◆ Task objective:
Update the records from the start through the line with "text-line: $1 ; Léocadie" by replacing "gutter-mark" with "margin-mark". Change nothing else, and give back only those lines.

◆ Task input:
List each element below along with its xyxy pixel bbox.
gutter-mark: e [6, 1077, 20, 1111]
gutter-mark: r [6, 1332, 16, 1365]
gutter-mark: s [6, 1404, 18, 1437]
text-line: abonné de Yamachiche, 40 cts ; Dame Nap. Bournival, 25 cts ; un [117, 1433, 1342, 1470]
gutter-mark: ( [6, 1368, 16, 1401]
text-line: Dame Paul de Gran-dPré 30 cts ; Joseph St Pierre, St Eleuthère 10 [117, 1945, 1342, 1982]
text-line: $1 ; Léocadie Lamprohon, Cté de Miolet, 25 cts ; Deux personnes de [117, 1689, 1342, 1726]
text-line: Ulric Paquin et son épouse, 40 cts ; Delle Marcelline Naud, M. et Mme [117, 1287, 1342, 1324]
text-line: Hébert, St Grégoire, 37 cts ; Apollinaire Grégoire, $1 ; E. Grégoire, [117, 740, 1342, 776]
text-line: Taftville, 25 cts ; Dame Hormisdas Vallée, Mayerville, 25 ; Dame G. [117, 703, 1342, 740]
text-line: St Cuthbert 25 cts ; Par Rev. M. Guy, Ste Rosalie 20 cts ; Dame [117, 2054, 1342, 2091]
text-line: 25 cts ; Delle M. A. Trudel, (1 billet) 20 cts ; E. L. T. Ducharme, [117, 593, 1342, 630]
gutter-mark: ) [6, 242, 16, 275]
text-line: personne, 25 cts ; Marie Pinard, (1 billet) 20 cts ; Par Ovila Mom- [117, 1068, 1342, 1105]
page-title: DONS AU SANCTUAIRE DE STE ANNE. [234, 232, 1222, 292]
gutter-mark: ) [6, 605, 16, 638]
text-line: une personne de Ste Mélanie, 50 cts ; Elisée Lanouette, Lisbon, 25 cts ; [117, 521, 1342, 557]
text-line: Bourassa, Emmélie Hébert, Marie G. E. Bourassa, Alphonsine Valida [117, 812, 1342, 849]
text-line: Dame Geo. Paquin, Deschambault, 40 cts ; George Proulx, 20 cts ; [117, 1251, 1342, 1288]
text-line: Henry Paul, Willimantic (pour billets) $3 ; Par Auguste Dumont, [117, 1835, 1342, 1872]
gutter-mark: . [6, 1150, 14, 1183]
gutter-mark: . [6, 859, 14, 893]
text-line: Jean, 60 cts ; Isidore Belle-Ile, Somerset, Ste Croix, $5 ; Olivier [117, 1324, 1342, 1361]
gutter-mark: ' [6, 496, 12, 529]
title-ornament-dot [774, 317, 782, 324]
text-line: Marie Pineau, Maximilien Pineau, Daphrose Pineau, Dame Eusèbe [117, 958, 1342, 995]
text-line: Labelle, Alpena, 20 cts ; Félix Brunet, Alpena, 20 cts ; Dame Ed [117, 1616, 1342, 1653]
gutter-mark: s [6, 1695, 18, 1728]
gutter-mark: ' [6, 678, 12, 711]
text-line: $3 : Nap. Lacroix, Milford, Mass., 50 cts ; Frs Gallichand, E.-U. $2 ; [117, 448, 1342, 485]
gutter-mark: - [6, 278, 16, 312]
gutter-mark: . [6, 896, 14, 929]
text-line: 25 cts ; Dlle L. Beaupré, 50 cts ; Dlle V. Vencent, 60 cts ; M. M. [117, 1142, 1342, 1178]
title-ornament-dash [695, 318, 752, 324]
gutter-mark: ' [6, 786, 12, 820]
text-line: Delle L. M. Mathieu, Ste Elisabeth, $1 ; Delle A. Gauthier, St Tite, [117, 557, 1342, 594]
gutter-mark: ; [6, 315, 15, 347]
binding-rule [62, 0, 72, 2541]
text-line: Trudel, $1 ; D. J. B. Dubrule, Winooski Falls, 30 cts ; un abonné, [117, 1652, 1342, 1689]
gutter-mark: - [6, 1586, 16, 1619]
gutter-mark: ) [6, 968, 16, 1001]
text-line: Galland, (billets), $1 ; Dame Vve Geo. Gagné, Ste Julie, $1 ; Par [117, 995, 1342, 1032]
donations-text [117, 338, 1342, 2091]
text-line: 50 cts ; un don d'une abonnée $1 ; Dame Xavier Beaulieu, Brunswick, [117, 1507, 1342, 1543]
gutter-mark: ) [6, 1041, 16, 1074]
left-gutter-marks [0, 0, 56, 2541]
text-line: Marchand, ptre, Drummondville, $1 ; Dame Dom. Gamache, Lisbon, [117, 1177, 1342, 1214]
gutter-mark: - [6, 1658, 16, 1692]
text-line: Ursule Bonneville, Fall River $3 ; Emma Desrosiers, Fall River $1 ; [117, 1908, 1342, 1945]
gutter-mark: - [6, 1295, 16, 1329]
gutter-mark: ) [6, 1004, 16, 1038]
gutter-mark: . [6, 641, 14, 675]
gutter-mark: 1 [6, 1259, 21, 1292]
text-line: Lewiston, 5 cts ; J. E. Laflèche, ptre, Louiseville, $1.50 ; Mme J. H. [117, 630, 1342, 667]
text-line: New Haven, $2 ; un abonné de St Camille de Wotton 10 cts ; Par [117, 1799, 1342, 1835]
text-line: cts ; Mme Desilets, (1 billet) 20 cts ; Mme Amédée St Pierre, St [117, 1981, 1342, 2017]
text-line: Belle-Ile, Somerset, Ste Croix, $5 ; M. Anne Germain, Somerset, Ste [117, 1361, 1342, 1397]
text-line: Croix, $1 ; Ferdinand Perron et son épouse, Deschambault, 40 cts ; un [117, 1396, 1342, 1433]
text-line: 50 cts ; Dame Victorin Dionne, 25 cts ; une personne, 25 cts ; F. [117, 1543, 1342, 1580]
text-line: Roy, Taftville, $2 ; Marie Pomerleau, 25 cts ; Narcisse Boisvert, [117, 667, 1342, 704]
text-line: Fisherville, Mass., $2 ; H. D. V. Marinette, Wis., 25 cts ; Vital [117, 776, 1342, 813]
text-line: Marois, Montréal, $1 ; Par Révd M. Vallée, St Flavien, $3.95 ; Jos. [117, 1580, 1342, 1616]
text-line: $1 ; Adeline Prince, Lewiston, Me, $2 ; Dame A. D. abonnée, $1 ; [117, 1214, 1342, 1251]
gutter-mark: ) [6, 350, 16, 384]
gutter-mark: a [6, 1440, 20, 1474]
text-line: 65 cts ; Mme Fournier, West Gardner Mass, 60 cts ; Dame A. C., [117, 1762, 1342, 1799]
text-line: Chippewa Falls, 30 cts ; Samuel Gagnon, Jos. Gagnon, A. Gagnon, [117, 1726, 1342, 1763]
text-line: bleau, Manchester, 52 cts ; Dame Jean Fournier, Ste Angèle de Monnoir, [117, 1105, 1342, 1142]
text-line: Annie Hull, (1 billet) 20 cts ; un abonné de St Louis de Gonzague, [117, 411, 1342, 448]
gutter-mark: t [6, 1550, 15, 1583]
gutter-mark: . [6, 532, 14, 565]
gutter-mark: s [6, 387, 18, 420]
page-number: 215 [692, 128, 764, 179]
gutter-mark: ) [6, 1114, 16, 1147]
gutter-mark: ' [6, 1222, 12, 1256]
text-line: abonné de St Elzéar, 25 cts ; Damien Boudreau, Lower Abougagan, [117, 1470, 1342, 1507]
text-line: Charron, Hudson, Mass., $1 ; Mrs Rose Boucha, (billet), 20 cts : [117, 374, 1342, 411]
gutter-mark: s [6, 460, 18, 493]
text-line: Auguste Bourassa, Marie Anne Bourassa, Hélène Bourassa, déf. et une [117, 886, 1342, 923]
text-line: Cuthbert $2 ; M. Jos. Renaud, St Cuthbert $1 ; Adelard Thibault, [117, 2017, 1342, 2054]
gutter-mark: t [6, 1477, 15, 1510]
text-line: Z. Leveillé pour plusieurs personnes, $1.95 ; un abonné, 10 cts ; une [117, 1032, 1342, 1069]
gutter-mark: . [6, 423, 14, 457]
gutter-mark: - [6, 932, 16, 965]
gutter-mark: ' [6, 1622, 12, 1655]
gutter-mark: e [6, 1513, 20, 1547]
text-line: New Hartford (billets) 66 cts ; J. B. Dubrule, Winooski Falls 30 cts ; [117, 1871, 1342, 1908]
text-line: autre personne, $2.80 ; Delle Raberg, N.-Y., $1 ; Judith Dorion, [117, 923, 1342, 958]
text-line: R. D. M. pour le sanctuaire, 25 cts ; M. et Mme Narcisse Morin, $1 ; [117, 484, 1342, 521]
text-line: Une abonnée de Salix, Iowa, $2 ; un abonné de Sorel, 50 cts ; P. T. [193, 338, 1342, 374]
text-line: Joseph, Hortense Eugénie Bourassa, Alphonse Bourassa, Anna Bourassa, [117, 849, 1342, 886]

◆ Task solution:
List each element below along with its xyxy pixel bbox.
margin-mark: e [6, 1077, 20, 1111]
margin-mark: r [6, 1332, 16, 1365]
margin-mark: s [6, 1404, 18, 1437]
text-line: abonné de Yamachiche, 40 cts ; Dame Nap. Bournival, 25 cts ; un [117, 1433, 1342, 1470]
margin-mark: ( [6, 1368, 16, 1401]
text-line: Dame Paul de Gran-dPré 30 cts ; Joseph St Pierre, St Eleuthère 10 [117, 1945, 1342, 1982]
text-line: $1 ; Léocadie Lamprohon, Cté de Miolet, 25 cts ; Deux personnes de [117, 1689, 1342, 1726]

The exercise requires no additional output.